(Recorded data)

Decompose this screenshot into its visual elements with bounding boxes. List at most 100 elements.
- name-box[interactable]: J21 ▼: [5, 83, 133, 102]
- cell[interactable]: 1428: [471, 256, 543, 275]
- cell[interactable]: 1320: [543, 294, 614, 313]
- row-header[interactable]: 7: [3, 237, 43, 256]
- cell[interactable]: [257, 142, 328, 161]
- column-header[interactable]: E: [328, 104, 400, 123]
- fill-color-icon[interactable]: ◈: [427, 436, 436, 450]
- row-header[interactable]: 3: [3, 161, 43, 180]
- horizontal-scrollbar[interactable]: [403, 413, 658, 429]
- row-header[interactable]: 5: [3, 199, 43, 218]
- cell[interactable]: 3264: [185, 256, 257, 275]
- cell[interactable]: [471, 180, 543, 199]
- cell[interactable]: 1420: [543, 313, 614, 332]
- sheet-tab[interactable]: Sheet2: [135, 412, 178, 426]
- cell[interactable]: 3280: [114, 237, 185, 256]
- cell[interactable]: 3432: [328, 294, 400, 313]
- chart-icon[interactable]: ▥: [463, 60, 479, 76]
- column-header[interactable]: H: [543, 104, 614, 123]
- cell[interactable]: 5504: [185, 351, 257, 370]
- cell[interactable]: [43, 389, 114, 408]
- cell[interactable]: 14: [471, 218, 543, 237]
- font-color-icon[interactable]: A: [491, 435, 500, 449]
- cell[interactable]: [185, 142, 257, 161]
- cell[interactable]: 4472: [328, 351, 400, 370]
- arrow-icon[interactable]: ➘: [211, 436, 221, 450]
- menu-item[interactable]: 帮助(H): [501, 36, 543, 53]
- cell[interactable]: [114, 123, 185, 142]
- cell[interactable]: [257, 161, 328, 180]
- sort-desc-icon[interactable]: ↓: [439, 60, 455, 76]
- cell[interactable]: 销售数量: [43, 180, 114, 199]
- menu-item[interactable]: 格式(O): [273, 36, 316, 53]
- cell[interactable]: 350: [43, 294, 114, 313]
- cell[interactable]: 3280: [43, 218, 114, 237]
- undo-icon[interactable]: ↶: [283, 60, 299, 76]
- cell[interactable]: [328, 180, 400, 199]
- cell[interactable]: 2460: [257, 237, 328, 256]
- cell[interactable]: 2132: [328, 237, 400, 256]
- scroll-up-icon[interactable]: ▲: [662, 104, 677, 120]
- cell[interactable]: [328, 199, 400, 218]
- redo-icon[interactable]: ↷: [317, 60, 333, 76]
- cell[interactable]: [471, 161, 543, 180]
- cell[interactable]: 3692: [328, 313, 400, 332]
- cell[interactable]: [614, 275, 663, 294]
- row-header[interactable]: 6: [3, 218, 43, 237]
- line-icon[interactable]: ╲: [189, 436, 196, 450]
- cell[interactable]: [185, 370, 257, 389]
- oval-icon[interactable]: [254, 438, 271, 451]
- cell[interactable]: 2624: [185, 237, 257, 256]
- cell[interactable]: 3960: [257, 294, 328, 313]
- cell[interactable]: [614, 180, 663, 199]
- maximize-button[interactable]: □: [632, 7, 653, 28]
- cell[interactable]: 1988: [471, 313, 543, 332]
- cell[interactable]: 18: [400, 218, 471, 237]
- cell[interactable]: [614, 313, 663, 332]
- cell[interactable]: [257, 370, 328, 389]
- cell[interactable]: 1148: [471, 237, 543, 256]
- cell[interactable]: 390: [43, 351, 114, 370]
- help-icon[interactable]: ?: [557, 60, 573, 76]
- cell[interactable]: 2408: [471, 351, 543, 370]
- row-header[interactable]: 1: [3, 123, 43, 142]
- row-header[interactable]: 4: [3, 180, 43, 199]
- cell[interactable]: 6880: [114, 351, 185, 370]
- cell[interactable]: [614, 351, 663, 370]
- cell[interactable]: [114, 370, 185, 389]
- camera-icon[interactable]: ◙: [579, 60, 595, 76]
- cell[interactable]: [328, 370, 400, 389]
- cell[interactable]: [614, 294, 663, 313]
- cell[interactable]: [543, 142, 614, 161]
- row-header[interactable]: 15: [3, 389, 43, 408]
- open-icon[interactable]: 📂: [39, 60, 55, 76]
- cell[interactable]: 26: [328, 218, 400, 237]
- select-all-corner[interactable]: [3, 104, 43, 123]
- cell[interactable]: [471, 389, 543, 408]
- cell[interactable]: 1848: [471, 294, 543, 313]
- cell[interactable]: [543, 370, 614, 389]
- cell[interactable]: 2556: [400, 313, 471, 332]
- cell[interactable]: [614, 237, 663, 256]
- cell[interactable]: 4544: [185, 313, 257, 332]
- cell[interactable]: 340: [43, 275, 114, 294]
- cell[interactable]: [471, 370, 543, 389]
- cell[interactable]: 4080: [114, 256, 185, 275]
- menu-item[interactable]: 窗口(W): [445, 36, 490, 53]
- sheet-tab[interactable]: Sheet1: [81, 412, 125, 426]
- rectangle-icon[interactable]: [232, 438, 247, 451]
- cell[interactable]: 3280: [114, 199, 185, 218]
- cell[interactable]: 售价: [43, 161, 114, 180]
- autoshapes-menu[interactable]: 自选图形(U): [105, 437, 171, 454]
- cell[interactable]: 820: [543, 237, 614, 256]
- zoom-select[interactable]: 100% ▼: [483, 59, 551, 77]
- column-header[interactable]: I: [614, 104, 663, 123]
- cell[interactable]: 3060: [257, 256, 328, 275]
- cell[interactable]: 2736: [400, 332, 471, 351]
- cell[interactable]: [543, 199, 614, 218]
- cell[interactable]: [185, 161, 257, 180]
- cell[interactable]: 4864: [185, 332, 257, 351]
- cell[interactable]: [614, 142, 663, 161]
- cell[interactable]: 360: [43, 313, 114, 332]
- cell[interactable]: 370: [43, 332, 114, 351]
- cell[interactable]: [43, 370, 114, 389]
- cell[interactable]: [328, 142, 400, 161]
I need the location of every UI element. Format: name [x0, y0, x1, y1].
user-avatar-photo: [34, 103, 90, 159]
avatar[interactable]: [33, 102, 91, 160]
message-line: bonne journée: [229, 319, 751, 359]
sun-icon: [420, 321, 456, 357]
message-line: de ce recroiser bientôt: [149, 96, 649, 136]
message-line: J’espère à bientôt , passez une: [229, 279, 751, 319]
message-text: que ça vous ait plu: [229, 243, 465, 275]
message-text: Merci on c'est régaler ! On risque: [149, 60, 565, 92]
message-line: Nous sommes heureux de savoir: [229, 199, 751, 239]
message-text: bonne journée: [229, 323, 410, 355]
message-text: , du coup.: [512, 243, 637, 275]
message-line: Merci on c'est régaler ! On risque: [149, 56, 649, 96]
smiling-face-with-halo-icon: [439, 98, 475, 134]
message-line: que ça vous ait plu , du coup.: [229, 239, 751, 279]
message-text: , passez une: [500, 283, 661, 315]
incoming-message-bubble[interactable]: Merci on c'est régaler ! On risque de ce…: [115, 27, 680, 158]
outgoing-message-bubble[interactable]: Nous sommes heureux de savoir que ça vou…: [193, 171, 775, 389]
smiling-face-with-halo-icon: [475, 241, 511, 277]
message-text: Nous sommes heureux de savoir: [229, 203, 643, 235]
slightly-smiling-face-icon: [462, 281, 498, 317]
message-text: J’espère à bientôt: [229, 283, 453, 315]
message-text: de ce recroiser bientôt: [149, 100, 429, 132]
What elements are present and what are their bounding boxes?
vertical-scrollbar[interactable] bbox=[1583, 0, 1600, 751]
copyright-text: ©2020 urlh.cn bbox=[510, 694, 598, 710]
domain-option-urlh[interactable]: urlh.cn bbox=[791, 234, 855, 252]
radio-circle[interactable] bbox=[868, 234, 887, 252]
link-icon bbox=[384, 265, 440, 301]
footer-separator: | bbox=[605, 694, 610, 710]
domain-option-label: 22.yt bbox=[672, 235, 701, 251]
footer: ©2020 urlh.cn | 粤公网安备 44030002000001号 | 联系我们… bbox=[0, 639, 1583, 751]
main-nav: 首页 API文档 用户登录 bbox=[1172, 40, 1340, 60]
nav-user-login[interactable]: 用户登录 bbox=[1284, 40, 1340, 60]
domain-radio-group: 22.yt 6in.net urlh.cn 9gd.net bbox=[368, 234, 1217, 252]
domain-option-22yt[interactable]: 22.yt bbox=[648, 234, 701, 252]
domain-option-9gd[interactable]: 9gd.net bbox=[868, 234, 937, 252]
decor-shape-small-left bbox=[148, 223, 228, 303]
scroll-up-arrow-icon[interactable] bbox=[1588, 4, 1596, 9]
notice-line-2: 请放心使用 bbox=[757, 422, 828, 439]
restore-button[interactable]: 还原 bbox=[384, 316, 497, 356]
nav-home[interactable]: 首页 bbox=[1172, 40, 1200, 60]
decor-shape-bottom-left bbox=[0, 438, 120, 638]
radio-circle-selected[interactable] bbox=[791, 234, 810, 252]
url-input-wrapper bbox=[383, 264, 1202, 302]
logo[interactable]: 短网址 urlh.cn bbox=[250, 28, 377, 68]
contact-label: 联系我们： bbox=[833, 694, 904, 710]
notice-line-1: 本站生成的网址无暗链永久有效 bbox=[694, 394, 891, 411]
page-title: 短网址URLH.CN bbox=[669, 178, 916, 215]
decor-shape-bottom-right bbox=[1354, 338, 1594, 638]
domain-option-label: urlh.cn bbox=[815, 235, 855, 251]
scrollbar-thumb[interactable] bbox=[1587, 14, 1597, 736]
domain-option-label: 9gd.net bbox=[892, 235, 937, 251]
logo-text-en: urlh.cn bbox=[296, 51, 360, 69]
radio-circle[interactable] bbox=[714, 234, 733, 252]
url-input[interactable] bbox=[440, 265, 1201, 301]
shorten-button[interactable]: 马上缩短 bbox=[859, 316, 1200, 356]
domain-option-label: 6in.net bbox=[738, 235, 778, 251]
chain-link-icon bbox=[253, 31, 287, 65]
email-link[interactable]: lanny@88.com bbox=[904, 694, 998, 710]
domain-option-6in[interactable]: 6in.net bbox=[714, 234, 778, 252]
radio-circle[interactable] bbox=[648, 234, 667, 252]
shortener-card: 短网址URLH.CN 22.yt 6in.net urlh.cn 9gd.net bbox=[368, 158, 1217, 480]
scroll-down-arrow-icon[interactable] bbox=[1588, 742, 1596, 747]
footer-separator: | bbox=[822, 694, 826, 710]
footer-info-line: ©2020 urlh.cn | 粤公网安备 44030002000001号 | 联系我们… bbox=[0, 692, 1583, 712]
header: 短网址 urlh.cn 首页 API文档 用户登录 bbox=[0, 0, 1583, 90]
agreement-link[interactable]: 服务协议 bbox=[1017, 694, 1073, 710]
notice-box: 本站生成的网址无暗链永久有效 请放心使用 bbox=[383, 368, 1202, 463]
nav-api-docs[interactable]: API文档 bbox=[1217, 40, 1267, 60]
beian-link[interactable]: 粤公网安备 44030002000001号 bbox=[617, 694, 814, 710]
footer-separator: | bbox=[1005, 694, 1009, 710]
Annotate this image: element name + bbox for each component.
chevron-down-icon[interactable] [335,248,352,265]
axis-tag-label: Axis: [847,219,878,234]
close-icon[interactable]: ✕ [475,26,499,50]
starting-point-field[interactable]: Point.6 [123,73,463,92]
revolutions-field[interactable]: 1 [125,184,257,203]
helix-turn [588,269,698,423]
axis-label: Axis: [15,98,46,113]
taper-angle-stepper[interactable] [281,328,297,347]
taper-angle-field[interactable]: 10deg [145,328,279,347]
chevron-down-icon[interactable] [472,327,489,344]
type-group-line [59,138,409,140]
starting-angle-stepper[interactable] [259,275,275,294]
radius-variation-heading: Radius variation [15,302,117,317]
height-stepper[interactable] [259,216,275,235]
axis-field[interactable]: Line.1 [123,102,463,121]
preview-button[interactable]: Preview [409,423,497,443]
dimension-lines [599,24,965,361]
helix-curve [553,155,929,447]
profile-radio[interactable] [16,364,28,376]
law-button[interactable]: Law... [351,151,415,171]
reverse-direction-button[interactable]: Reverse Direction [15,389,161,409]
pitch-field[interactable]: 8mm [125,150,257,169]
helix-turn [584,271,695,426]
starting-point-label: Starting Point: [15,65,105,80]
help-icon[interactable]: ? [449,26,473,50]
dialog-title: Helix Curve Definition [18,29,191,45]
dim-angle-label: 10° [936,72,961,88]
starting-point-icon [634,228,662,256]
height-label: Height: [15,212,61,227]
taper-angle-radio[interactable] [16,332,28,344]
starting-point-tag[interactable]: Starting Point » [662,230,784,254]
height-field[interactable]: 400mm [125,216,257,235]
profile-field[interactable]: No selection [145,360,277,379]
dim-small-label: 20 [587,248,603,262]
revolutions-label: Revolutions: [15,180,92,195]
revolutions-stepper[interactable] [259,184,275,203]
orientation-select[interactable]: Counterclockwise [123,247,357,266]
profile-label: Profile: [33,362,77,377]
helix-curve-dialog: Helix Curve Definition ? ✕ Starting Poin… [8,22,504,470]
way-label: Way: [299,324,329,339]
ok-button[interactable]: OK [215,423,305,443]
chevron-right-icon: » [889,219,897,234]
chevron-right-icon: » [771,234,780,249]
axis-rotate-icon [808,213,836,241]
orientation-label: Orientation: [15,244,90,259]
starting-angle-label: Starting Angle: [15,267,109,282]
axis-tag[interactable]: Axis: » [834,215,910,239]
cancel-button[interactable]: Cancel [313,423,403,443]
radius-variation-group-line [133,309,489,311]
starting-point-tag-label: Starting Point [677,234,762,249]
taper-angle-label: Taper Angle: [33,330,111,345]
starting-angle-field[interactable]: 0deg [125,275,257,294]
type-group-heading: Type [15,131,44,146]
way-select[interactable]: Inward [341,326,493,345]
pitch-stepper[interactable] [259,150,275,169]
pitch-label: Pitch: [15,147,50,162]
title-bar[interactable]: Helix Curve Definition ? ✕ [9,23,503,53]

#### The problem:
Format the listing above, from its first line through the line containing "- column-header[interactable]: E: [328, 104, 400, 123]", as a JSON list of strings with one string per line and blank lines omitted.

#### Finished exercise:
[
  "Decompose this screenshot into its visual elements with bounding boxes. List at most 100 elements.",
  "- name-box[interactable]: J21 ▼: [5, 83, 133, 102]",
  "- cell[interactable]: 1428: [471, 256, 543, 275]",
  "- cell[interactable]: 1320: [543, 294, 614, 313]",
  "- row-header[interactable]: 7: [3, 237, 43, 256]",
  "- cell[interactable]: [257, 142, 328, 161]",
  "- column-header[interactable]: E: [328, 104, 400, 123]"
]